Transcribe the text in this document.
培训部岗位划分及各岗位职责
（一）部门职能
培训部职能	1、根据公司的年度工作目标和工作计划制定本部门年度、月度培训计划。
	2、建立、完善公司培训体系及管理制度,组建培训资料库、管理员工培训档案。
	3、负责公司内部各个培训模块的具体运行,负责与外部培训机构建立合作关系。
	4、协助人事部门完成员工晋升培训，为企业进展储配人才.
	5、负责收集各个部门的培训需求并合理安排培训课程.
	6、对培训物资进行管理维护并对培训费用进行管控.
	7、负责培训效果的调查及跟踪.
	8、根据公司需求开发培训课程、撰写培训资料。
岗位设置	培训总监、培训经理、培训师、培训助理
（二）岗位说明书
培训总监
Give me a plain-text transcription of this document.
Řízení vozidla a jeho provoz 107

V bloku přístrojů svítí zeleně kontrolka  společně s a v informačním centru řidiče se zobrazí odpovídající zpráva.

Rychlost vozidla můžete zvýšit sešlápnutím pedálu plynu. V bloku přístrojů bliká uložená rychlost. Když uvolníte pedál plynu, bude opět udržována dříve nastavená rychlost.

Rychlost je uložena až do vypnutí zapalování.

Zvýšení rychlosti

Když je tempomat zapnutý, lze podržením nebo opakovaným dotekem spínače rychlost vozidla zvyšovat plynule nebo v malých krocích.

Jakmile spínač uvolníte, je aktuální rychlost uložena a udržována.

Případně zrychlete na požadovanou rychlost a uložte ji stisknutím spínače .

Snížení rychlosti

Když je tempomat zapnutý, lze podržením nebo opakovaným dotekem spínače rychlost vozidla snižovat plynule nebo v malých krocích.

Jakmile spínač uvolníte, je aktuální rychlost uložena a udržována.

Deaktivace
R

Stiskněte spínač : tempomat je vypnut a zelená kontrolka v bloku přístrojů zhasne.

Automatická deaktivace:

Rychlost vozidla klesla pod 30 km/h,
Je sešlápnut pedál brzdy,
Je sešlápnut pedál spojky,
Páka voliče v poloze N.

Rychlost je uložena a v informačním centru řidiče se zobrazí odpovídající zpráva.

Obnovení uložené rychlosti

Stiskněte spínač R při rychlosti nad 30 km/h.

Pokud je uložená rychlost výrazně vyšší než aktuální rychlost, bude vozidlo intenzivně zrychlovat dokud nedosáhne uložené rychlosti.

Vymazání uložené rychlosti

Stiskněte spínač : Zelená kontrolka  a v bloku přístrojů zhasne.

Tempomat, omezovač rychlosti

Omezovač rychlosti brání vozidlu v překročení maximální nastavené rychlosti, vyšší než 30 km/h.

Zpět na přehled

○ ○ ○ ○

*Given request:* Return all of the entries word for word.

*Solved problem:*
Transcribe the text in this document.
培训部岗位划分及各岗位职责
（一）部门职能
培训部职能	1、根据公司的年度工作目标和工作计划制定本部门年度、月度培训计划。
	2、建立、完善公司培训体系及管理制度,组建培训资料库、管理员工培训档案。
	3、负责公司内部各个培训模块的具体运行,负责与外部培训机构建立合作关系。
	4、协助人事部门完成员工晋升培训，为企业进展储配人才.
	5、负责收集各个部门的培训需求并合理安排培训课程.
	6、对培训物资进行管理维护并对培训费用进行管控.
	7、负责培训效果的调查及跟踪.
	8、根据公司需求开发培训课程、撰写培训资料。
岗位设置	培训总监、培训经理、培训师、培训助理
（二）岗位说明书
培训总监
Give me a plain-text transcription of this document.
Řízení vozidla a jeho provoz 107

V bloku přístrojů svítí zeleně kontrolka  společně s a v informačním centru řidiče se zobrazí odpovídající zpráva.

Rychlost vozidla můžete zvýšit sešlápnutím pedálu plynu. V bloku přístrojů bliká uložená rychlost. Když uvolníte pedál plynu, bude opět udržována dříve nastavená rychlost.

Rychlost je uložena až do vypnutí zapalování.

Zvýšení rychlosti

Když je tempomat zapnutý, lze podržením nebo opakovaným dotekem spínače rychlost vozidla zvyšovat plynule nebo v malých krocích.

Jakmile spínač uvolníte, je aktuální rychlost uložena a udržována.

Případně zrychlete na požadovanou rychlost a uložte ji stisknutím spínače .

Snížení rychlosti

Když je tempomat zapnutý, lze podržením nebo opakovaným dotekem spínače rychlost vozidla snižovat plynule nebo v malých krocích.

Jakmile spínač uvolníte, je aktuální rychlost uložena a udržována.

Deaktivace
R

Stiskněte spínač : tempomat je vypnut a zelená kontrolka v bloku přístrojů zhasne.

Automatická deaktivace:

Rychlost vozidla klesla pod 30 km/h,
Je sešlápnut pedál brzdy,
Je sešlápnut pedál spojky,
Páka voliče v poloze N.

Rychlost je uložena a v informačním centru řidiče se zobrazí odpovídající zpráva.

Obnovení uložené rychlosti

Stiskněte spínač R při rychlosti nad 30 km/h.

Pokud je uložená rychlost výrazně vyšší než aktuální rychlost, bude vozidlo intenzivně zrychlovat dokud nedosáhne uložené rychlosti.

Vymazání uložené rychlosti

Stiskněte spínač : Zelená kontrolka  a v bloku přístrojů zhasne.

Tempomat, omezovač rychlosti

Omezovač rychlosti brání vozidlu v překročení maximální nastavené rychlosti, vyšší než 30 km/h.

Zpět na přehled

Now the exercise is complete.